**WORK TO BE COMPLETED**
Transcribe the records below exactly as they appear.

**RECORDS PROVIDED**
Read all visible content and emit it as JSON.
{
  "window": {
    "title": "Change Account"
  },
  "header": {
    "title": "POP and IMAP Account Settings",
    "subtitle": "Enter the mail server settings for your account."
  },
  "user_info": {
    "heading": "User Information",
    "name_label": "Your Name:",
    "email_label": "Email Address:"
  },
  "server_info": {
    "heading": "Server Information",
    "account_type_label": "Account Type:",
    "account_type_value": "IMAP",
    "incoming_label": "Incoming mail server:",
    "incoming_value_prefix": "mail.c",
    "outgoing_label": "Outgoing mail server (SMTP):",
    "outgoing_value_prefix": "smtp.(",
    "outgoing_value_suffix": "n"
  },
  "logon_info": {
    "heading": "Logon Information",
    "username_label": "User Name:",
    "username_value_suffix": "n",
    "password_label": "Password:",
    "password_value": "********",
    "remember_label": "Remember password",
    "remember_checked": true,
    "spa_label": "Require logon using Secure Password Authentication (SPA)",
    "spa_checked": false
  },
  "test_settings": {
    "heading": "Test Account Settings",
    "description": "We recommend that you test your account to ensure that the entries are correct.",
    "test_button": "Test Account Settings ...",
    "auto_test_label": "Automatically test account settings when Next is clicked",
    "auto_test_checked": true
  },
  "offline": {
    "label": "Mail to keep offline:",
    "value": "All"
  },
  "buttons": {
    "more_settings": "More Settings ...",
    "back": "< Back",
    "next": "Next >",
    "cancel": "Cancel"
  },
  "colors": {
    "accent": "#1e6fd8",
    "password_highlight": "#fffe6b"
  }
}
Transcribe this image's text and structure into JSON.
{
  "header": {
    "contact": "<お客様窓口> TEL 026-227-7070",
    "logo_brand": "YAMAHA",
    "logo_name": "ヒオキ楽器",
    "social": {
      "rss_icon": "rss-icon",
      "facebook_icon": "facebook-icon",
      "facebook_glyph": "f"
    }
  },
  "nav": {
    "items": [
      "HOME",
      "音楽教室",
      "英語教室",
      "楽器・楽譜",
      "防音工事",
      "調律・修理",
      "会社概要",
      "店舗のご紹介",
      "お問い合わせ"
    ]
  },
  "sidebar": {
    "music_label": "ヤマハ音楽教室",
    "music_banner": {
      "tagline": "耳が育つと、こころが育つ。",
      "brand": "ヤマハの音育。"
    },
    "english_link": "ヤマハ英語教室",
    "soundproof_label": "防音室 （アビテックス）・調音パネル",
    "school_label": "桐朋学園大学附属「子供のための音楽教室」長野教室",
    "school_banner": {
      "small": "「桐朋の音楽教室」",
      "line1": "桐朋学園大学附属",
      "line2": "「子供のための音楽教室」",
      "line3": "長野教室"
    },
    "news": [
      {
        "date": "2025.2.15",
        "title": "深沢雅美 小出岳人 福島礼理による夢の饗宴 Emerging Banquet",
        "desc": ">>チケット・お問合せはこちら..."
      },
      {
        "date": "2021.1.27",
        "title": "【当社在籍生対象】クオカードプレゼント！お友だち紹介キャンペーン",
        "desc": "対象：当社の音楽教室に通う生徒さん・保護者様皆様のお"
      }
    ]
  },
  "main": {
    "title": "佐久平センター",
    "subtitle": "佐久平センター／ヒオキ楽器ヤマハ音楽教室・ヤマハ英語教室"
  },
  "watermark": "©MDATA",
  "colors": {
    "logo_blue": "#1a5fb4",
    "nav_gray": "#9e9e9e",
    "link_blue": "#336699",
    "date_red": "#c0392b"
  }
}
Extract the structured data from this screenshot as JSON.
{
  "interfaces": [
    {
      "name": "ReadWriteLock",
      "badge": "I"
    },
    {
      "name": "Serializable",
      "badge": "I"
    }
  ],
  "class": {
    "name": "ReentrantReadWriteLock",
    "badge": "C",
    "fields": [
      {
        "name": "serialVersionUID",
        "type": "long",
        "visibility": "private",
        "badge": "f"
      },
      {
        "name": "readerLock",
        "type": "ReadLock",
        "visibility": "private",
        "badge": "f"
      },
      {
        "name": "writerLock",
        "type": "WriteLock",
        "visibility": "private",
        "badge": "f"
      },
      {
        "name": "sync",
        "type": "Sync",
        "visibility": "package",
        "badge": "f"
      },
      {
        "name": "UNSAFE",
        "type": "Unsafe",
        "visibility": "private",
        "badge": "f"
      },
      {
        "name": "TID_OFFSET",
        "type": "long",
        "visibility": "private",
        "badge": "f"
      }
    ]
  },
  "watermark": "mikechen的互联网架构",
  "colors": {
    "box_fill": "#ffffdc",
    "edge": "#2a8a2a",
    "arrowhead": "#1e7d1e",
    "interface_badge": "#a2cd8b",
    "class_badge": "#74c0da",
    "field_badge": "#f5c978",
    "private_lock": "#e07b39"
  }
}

**WRITTEN RESPONSE**
Read all visible content and emit it as JSON.
{
  "window": {
    "title": "Change Account"
  },
  "header": {
    "title": "POP and IMAP Account Settings",
    "subtitle": "Enter the mail server settings for your account."
  },
  "user_info": {
    "heading": "User Information",
    "name_label": "Your Name:",
    "email_label": "Email Address:"
  },
  "server_info": {
    "heading": "Server Information",
    "account_type_label": "Account Type:",
    "account_type_value": "IMAP",
    "incoming_label": "Incoming mail server:",
    "incoming_value_prefix": "mail.c",
    "outgoing_label": "Outgoing mail server (SMTP):",
    "outgoing_value_prefix": "smtp.(",
    "outgoing_value_suffix": "n"
  },
  "logon_info": {
    "heading": "Logon Information",
    "username_label": "User Name:",
    "username_value_suffix": "n",
    "password_label": "Password:",
    "password_value": "********",
    "remember_label": "Remember password",
    "remember_checked": true,
    "spa_label": "Require logon using Secure Password Authentication (SPA)",
    "spa_checked": false
  },
  "test_settings": {
    "heading": "Test Account Settings",
    "description": "We recommend that you test your account to ensure that the entries are correct.",
    "test_button": "Test Account Settings ...",
    "auto_test_label": "Automatically test account settings when Next is clicked",
    "auto_test_checked": true
  },
  "offline": {
    "label": "Mail to keep offline:",
    "value": "All"
  },
  "buttons": {
    "more_settings": "More Settings ...",
    "back": "< Back",
    "next": "Next >",
    "cancel": "Cancel"
  },
  "colors": {
    "accent": "#1e6fd8",
    "password_highlight": "#fffe6b"
  }
}
Transcribe this image's text and structure into JSON.
{
  "header": {
    "contact": "<お客様窓口> TEL 026-227-7070",
    "logo_brand": "YAMAHA",
    "logo_name": "ヒオキ楽器",
    "social": {
      "rss_icon": "rss-icon",
      "facebook_icon": "facebook-icon",
      "facebook_glyph": "f"
    }
  },
  "nav": {
    "items": [
      "HOME",
      "音楽教室",
      "英語教室",
      "楽器・楽譜",
      "防音工事",
      "調律・修理",
      "会社概要",
      "店舗のご紹介",
      "お問い合わせ"
    ]
  },
  "sidebar": {
    "music_label": "ヤマハ音楽教室",
    "music_banner": {
      "tagline": "耳が育つと、こころが育つ。",
      "brand": "ヤマハの音育。"
    },
    "english_link": "ヤマハ英語教室",
    "soundproof_label": "防音室 （アビテックス）・調音パネル",
    "school_label": "桐朋学園大学附属「子供のための音楽教室」長野教室",
    "school_banner": {
      "small": "「桐朋の音楽教室」",
      "line1": "桐朋学園大学附属",
      "line2": "「子供のための音楽教室」",
      "line3": "長野教室"
    },
    "news": [
      {
        "date": "2025.2.15",
        "title": "深沢雅美 小出岳人 福島礼理による夢の饗宴 Emerging Banquet",
        "desc": ">>チケット・お問合せはこちら..."
      },
      {
        "date": "2021.1.27",
        "title": "【当社在籍生対象】クオカードプレゼント！お友だち紹介キャンペーン",
        "desc": "対象：当社の音楽教室に通う生徒さん・保護者様皆様のお"
      }
    ]
  },
  "main": {
    "title": "佐久平センター",
    "subtitle": "佐久平センター／ヒオキ楽器ヤマハ音楽教室・ヤマハ英語教室"
  },
  "watermark": "©MDATA",
  "colors": {
    "logo_blue": "#1a5fb4",
    "nav_gray": "#9e9e9e",
    "link_blue": "#336699",
    "date_red": "#c0392b"
  }
}
Extract the structured data from this screenshot as JSON.
{
  "interfaces": [
    {
      "name": "ReadWriteLock",
      "badge": "I"
    },
    {
      "name": "Serializable",
      "badge": "I"
    }
  ],
  "class": {
    "name": "ReentrantReadWriteLock",
    "badge": "C",
    "fields": [
      {
        "name": "serialVersionUID",
        "type": "long",
        "visibility": "private",
        "badge": "f"
      },
      {
        "name": "readerLock",
        "type": "ReadLock",
        "visibility": "private",
        "badge": "f"
      },
      {
        "name": "writerLock",
        "type": "WriteLock",
        "visibility": "private",
        "badge": "f"
      },
      {
        "name": "sync",
        "type": "Sync",
        "visibility": "package",
        "badge": "f"
      },
      {
        "name": "UNSAFE",
        "type": "Unsafe",
        "visibility": "private",
        "badge": "f"
      },
      {
        "name": "TID_OFFSET",
        "type": "long",
        "visibility": "private",
        "badge": "f"
      }
    ]
  },
  "watermark": "mikechen的互联网架构",
  "colors": {
    "box_fill": "#ffffdc",
    "edge": "#2a8a2a",
    "arrowhead": "#1e7d1e",
    "interface_badge": "#a2cd8b",
    "class_badge": "#74c0da",
    "field_badge": "#f5c978",
    "private_lock": "#e07b39"
  }
}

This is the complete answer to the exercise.